(WHAT YOU ARE ASKED TO DO):
Collect all lines below with the string "load".

--- EXERCISE MATERIALS ---

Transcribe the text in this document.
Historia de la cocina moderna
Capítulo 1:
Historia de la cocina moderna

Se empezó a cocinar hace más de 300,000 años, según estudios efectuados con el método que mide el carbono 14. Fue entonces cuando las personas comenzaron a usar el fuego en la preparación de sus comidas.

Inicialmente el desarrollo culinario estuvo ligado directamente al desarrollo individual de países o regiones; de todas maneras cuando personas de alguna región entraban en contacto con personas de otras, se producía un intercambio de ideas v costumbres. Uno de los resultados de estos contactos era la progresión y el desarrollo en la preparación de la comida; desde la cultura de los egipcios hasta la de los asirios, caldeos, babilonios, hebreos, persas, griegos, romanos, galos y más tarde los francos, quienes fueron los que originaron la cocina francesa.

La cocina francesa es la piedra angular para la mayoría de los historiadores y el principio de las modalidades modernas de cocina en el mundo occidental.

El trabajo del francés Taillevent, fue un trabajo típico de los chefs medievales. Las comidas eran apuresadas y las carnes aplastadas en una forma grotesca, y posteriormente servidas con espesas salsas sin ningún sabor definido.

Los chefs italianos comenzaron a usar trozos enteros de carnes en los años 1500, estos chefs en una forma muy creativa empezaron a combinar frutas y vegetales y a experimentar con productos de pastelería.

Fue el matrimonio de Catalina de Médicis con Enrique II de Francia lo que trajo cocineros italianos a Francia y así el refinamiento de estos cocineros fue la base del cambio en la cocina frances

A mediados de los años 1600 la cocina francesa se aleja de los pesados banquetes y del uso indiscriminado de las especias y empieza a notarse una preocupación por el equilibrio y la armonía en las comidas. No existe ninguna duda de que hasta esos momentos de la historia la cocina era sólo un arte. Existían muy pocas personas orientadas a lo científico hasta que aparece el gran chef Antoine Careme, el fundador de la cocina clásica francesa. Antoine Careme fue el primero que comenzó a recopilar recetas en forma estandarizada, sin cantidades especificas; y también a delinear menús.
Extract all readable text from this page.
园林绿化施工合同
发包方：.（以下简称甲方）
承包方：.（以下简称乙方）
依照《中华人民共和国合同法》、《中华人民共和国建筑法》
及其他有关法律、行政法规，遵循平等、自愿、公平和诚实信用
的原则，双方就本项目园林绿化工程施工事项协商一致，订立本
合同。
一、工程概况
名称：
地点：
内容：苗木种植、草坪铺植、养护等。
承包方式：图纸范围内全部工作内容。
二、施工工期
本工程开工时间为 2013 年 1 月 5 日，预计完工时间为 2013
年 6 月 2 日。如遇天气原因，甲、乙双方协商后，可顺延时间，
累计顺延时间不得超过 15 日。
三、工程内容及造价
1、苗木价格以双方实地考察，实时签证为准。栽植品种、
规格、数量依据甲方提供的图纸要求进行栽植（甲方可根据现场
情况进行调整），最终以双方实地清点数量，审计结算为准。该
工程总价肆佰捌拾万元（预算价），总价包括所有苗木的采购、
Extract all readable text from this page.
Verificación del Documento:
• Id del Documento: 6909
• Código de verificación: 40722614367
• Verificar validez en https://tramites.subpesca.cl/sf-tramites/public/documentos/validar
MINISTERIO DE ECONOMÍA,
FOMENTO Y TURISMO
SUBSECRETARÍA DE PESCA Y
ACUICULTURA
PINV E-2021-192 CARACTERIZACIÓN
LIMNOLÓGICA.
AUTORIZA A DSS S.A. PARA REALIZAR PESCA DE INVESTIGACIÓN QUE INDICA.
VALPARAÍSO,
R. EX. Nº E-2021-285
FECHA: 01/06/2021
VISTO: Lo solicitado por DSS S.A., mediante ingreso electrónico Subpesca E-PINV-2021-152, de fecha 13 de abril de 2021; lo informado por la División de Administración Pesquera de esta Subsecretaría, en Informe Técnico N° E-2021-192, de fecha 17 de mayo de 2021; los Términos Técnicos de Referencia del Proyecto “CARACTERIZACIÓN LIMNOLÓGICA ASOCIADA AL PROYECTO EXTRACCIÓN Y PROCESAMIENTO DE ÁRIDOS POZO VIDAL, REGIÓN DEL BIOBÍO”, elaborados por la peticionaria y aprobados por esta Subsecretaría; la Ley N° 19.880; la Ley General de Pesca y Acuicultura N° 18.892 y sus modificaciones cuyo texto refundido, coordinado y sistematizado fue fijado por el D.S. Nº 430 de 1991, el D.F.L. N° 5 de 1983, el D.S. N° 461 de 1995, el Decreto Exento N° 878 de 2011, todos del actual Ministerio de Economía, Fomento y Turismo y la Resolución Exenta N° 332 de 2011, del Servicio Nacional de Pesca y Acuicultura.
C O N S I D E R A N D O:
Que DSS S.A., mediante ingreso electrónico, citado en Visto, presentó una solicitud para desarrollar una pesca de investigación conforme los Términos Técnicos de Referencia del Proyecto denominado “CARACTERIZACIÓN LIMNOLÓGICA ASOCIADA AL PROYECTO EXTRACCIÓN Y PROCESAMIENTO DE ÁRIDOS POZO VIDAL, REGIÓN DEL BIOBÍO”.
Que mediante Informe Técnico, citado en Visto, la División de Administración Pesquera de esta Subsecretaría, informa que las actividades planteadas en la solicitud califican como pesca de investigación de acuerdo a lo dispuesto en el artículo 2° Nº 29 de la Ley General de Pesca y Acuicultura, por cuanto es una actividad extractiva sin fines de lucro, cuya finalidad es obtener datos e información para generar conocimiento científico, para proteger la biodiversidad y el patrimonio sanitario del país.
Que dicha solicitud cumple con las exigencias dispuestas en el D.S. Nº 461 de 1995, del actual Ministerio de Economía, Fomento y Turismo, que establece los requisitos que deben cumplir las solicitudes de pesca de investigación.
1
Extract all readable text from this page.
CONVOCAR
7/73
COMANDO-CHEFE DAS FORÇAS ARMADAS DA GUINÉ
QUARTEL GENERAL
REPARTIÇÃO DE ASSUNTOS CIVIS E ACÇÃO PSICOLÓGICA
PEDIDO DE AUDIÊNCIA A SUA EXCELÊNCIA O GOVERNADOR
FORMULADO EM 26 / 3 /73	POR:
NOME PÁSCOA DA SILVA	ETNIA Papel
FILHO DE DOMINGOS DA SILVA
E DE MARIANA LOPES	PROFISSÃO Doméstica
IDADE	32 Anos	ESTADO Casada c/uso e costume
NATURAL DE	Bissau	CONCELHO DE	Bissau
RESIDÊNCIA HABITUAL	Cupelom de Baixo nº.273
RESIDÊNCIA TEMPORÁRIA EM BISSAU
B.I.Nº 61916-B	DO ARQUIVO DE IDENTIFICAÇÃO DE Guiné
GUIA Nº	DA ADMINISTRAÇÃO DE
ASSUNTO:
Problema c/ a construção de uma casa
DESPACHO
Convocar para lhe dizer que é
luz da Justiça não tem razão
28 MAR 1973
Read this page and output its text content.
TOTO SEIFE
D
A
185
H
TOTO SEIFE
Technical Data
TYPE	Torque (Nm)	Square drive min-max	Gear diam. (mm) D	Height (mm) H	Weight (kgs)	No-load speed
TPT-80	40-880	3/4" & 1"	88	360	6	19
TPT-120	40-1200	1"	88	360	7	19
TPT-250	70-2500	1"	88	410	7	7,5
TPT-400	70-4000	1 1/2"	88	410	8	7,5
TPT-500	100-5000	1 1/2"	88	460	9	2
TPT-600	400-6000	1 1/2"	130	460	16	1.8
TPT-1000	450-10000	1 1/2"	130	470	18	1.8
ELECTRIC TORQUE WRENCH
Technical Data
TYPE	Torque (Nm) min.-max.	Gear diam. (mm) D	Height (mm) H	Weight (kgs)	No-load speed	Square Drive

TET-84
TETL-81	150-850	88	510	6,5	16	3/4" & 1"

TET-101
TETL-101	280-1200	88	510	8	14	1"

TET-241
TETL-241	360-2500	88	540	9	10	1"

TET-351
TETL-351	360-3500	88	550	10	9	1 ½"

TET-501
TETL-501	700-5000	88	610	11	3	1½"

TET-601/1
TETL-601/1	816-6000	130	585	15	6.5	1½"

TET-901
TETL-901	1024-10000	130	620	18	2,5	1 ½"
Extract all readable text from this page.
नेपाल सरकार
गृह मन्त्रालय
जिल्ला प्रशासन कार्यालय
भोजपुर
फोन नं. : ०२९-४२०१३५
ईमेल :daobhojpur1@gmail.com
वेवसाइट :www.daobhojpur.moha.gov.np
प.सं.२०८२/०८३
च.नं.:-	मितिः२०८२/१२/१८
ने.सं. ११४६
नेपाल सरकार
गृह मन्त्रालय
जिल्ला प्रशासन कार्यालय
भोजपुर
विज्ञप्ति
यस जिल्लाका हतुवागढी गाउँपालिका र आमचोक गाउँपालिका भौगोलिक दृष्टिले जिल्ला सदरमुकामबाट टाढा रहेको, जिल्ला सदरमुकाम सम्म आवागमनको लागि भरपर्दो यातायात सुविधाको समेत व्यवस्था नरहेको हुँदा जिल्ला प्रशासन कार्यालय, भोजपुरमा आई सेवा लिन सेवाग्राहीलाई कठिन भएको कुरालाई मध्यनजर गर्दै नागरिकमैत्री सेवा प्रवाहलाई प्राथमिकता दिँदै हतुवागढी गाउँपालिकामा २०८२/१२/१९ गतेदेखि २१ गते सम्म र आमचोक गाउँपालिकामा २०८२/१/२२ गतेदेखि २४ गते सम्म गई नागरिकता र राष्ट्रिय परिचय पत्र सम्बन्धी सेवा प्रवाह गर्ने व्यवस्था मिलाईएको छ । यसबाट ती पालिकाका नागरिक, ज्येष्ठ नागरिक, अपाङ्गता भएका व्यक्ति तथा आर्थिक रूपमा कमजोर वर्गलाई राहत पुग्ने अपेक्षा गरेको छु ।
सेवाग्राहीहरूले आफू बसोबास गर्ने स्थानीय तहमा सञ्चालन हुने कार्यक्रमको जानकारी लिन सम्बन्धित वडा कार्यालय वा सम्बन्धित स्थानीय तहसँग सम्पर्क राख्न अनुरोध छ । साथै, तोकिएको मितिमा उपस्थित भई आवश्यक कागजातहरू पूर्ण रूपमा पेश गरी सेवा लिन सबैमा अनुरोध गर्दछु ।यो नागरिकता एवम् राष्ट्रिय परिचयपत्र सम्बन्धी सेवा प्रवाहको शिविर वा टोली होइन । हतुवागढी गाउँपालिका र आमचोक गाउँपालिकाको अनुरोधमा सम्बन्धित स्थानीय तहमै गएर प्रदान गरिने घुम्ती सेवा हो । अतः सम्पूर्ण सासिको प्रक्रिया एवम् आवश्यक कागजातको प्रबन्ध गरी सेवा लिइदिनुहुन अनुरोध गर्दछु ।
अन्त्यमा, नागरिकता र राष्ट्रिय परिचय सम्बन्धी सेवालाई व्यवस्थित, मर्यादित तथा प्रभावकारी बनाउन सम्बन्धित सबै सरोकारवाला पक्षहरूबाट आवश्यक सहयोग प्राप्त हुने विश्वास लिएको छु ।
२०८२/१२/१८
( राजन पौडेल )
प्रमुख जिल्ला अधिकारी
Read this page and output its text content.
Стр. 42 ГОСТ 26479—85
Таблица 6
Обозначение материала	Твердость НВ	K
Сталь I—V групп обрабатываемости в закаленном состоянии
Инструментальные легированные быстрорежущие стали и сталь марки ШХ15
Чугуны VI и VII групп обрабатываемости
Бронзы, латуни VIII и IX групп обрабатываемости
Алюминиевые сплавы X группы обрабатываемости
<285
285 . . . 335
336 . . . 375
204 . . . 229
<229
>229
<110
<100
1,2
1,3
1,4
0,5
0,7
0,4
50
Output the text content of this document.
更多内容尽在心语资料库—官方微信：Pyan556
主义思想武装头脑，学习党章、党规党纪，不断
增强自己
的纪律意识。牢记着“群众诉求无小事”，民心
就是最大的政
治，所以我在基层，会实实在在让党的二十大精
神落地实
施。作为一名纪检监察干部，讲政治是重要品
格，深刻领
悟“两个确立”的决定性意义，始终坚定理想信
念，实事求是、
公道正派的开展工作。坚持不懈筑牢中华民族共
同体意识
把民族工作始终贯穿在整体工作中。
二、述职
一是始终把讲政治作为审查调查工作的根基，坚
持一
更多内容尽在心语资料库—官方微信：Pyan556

---

(TASK SOLUTION):
TYPE	Torque (Nm)	Square drive min-max	Gear diam. (mm) D	Height (mm) H	Weight (kgs)	No-load speed
TYPE	Torque (Nm) min.-max.	Gear diam. (mm) D	Height (mm) H	Weight (kgs)	No-load speed	Square Drive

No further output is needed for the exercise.